ENTRIES SHOWN>
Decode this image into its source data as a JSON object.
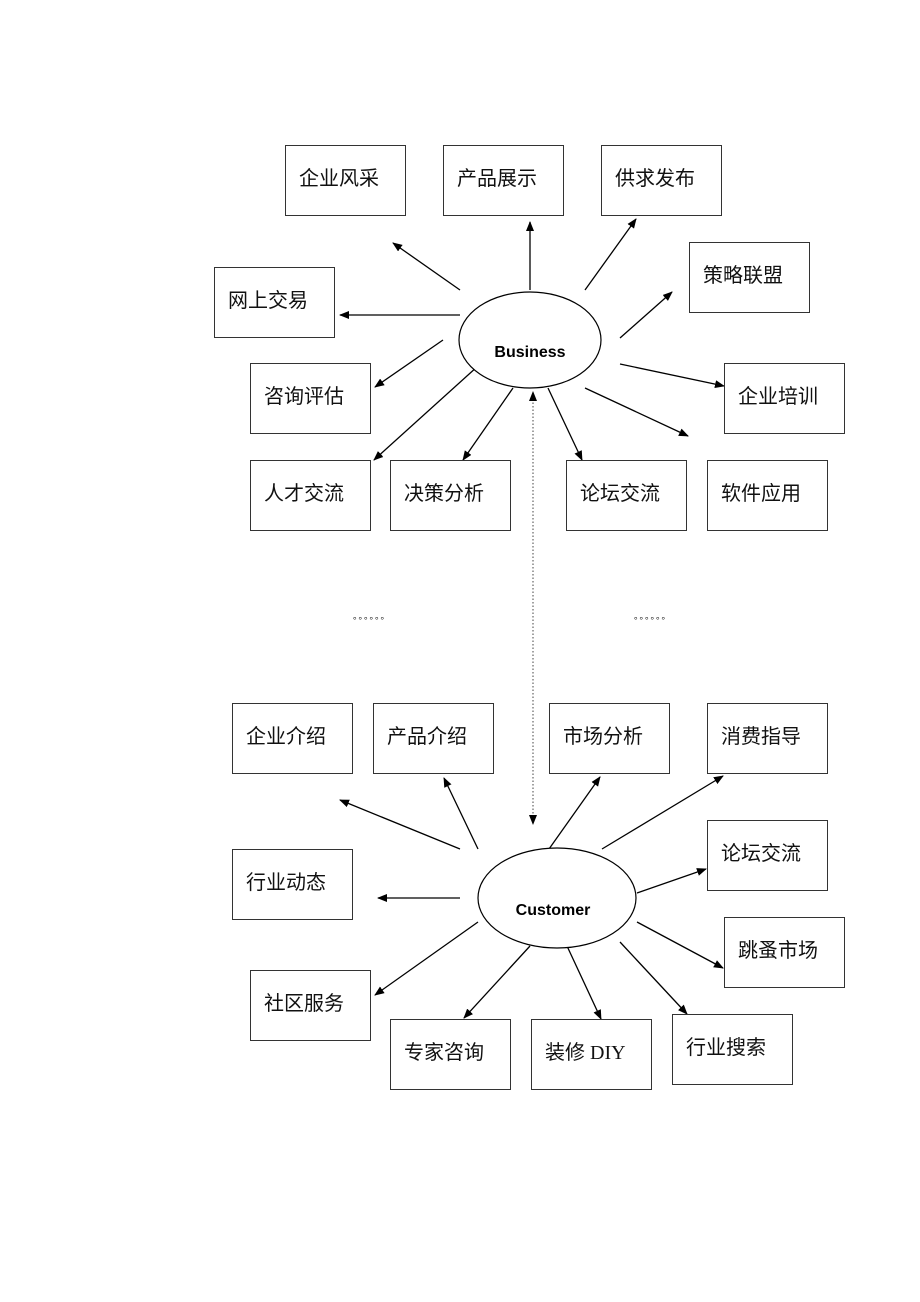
{
  "business": {
    "hub": "Business",
    "items": [
      "企业风采",
      "产品展示",
      "供求发布",
      "策略联盟",
      "网上交易",
      "咨询评估",
      "企业培训",
      "人才交流",
      "决策分析",
      "论坛交流",
      "软件应用"
    ]
  },
  "customer": {
    "hub": "Customer",
    "items": [
      "企业介绍",
      "产品介绍",
      "市场分析",
      "消费指导",
      "行业动态",
      "论坛交流",
      "跳蚤市场",
      "社区服务",
      "专家咨询",
      "装修 DIY",
      "行业搜索"
    ]
  },
  "ellipsis": "。。。。。。"
}
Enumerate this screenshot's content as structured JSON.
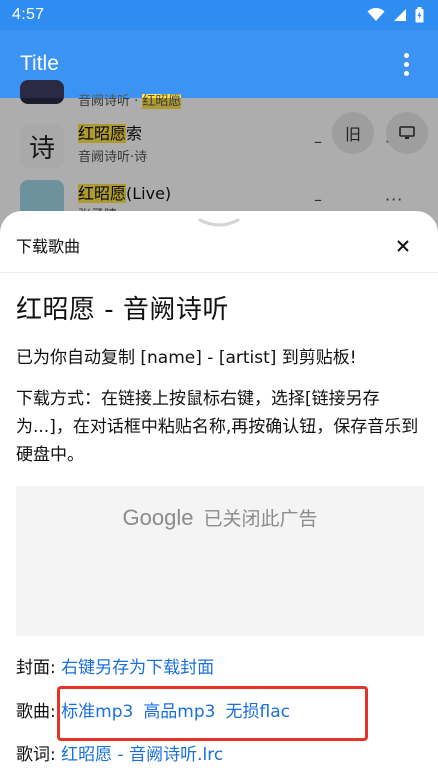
{
  "status_bar": {
    "time": "4:57",
    "icons": [
      "wifi-icon",
      "signal-icon",
      "battery-charging-icon"
    ]
  },
  "app_bar": {
    "title": "Title",
    "menu_icon": "more-vert-icon"
  },
  "background_list": {
    "rows": [
      {
        "line1": "音阙诗听",
        "line1_highlight": "红昭愿"
      },
      {
        "title_highlight": "红昭愿",
        "title_rest": "索",
        "subtitle": "音阙诗听·诗",
        "thumb_char": "诗",
        "dash": "–",
        "more": "···",
        "button": "旧"
      },
      {
        "title_highlight": "红昭愿",
        "title_rest": "(Live)",
        "subtitle": "张子晴",
        "dash": "–",
        "more": "···"
      }
    ]
  },
  "sheet": {
    "title": "下载歌曲",
    "close_icon": "close-icon",
    "song_title": "红昭愿 - 音阙诗听",
    "copied_notice": "已为你自动复制 [name] - [artist] 到剪贴板!",
    "instructions": "下载方式：在链接上按鼠标右键，选择[链接另存为...]，在对话框中粘贴名称,再按确认钮，保存音乐到硬盘中。",
    "ad": {
      "brand": "Google",
      "message": "已关闭此广告"
    },
    "cover": {
      "label": "封面:",
      "link": "右键另存为下载封面"
    },
    "song": {
      "label": "歌曲:",
      "links": [
        "标准mp3",
        "高品mp3",
        "无损flac"
      ]
    },
    "lyrics": {
      "label": "歌词:",
      "link": "红昭愿 - 音阙诗听.lrc"
    }
  },
  "colors": {
    "status_bar": "#2f8cf0",
    "app_bar": "#3b93f3",
    "link": "#1a6fe0",
    "highlight": "#ffe34a",
    "annotation_box": "#e53328"
  }
}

CHALLENGE> Take every line that includes the string "音阙诗听" and copy it.

WRITTEN ANSWER>
        "line1": "音阙诗听",
        "subtitle": "音阙诗听·诗",
    "song_title": "红昭愿 - 音阙诗听",
      "link": "红昭愿 - 音阙诗听.lrc"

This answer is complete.